**DATA TO USE**
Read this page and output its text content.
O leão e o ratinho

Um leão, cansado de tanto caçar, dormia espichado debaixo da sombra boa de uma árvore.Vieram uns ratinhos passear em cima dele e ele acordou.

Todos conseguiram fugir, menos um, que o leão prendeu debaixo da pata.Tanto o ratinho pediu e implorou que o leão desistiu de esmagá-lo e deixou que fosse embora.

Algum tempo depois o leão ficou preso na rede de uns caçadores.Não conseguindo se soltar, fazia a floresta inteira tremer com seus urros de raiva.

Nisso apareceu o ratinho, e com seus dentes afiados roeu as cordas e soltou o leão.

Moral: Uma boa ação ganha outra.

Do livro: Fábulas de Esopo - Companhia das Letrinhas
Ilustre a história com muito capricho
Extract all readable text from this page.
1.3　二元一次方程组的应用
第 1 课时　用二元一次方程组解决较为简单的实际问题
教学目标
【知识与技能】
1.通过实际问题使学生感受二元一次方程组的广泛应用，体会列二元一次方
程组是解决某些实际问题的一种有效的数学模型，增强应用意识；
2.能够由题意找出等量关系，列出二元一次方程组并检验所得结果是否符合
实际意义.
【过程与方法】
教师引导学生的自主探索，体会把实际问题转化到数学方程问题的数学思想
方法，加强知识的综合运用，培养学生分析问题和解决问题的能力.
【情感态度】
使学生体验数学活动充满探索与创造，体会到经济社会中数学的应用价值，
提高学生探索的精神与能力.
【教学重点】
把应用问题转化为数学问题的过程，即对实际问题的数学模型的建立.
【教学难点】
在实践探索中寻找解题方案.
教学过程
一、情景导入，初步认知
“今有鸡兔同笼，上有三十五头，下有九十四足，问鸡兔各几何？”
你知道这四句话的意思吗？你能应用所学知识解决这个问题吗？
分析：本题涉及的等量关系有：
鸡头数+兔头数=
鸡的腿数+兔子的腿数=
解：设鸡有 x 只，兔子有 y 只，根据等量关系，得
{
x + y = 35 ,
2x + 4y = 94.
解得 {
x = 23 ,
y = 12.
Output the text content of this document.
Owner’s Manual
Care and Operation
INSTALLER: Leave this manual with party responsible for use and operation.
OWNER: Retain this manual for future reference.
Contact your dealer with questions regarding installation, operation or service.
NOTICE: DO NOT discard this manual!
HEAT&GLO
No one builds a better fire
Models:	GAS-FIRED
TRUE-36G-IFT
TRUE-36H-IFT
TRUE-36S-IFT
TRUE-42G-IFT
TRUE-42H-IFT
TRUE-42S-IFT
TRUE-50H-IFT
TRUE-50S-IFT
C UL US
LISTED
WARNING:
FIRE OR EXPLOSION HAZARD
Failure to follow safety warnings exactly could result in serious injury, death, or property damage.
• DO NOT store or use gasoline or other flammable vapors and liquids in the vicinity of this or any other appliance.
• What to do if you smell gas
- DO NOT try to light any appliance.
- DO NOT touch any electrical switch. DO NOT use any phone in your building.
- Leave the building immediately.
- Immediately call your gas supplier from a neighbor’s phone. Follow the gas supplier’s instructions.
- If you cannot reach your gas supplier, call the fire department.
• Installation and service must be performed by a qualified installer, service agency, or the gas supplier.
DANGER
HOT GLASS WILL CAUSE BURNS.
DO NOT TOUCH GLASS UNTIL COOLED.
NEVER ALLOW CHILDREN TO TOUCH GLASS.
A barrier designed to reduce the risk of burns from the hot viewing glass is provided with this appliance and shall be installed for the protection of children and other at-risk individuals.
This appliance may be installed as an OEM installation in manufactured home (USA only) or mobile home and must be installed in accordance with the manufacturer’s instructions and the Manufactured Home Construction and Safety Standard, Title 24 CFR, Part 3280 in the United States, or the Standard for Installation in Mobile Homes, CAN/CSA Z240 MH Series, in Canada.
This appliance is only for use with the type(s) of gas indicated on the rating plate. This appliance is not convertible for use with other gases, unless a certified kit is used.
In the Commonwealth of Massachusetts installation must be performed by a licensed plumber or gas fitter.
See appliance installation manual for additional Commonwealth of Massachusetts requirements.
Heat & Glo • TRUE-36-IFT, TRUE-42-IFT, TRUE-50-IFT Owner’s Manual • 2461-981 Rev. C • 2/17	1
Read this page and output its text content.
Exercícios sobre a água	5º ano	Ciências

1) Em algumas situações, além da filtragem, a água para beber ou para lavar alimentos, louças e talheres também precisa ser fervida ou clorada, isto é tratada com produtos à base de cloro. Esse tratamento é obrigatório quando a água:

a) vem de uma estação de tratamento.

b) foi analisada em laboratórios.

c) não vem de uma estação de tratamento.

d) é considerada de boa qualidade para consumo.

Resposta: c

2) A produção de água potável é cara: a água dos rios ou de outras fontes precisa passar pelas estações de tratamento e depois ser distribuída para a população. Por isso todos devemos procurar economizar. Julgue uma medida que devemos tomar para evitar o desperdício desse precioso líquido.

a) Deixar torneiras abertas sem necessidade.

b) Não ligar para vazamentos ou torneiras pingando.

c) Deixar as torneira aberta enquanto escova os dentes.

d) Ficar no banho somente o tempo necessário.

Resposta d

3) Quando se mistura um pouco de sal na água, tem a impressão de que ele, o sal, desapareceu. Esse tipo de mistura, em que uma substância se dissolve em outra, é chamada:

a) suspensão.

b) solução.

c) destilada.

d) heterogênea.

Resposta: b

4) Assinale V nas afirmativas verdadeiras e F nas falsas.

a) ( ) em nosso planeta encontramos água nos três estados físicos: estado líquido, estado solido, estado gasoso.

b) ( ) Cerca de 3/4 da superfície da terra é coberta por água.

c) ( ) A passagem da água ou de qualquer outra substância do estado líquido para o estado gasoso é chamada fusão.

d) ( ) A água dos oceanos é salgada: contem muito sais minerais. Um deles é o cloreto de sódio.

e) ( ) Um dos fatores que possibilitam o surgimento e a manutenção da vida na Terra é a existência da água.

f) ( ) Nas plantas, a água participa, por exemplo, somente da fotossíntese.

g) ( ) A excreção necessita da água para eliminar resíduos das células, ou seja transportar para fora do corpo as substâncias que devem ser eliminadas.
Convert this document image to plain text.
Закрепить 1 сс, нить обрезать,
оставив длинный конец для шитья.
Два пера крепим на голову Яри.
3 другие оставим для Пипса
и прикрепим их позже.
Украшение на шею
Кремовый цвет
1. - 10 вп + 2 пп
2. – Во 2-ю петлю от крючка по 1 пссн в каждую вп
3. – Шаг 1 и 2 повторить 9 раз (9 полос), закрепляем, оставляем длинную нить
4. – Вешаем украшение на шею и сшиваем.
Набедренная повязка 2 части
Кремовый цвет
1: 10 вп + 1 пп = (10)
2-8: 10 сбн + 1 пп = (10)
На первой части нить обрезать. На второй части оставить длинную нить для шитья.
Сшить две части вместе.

**WRITTEN INSTRUCTION**
Count each line with "only" in it and report that figure by itself.

**TASK RESPONSE**
2